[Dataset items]
—————
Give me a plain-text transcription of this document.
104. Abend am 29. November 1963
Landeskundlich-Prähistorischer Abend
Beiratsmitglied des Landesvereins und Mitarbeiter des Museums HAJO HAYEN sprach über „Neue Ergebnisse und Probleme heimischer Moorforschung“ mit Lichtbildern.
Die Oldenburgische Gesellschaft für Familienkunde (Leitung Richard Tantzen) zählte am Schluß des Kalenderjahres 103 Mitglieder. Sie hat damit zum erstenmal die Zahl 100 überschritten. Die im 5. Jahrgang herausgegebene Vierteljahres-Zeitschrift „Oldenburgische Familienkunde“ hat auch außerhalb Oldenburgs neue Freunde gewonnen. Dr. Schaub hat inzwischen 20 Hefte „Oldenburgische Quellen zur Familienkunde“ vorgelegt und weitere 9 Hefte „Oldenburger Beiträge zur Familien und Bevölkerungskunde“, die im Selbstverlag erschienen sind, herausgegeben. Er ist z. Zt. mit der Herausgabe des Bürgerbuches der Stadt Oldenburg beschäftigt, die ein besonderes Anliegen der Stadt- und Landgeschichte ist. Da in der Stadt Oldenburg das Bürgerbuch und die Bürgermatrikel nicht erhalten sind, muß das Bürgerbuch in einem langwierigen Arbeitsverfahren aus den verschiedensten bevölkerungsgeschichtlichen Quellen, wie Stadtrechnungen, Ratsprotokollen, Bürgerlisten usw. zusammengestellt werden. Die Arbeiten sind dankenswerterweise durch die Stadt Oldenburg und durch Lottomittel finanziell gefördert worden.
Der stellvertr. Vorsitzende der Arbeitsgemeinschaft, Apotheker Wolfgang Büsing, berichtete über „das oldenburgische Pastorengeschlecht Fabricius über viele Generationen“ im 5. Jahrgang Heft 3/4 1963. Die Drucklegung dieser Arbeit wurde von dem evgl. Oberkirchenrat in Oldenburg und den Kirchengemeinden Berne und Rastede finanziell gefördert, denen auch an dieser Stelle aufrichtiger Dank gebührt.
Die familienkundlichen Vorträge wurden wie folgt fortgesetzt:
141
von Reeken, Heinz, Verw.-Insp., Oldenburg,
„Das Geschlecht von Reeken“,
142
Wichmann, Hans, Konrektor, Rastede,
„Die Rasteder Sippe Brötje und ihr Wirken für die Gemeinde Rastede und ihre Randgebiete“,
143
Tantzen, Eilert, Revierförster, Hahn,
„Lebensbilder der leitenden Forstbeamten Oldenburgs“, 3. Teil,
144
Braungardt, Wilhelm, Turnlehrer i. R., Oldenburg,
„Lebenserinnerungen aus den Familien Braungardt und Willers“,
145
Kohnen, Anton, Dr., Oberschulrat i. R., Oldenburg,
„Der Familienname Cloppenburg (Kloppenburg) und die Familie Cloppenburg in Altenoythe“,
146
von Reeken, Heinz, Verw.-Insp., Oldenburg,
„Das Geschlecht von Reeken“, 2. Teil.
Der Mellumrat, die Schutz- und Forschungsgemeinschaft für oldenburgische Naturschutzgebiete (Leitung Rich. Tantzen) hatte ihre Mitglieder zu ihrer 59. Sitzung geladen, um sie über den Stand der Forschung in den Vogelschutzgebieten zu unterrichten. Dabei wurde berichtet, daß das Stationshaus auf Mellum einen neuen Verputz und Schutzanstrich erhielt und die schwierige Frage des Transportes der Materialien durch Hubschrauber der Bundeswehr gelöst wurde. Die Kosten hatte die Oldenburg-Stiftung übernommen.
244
—————
*Short task:*
Go through the entries above and pull out each line with "Teil" in it.

*Solved exercise:*
„Lebensbilder der leitenden Forstbeamten Oldenburgs“, 3. Teil,
„Das Geschlecht von Reeken“, 2. Teil.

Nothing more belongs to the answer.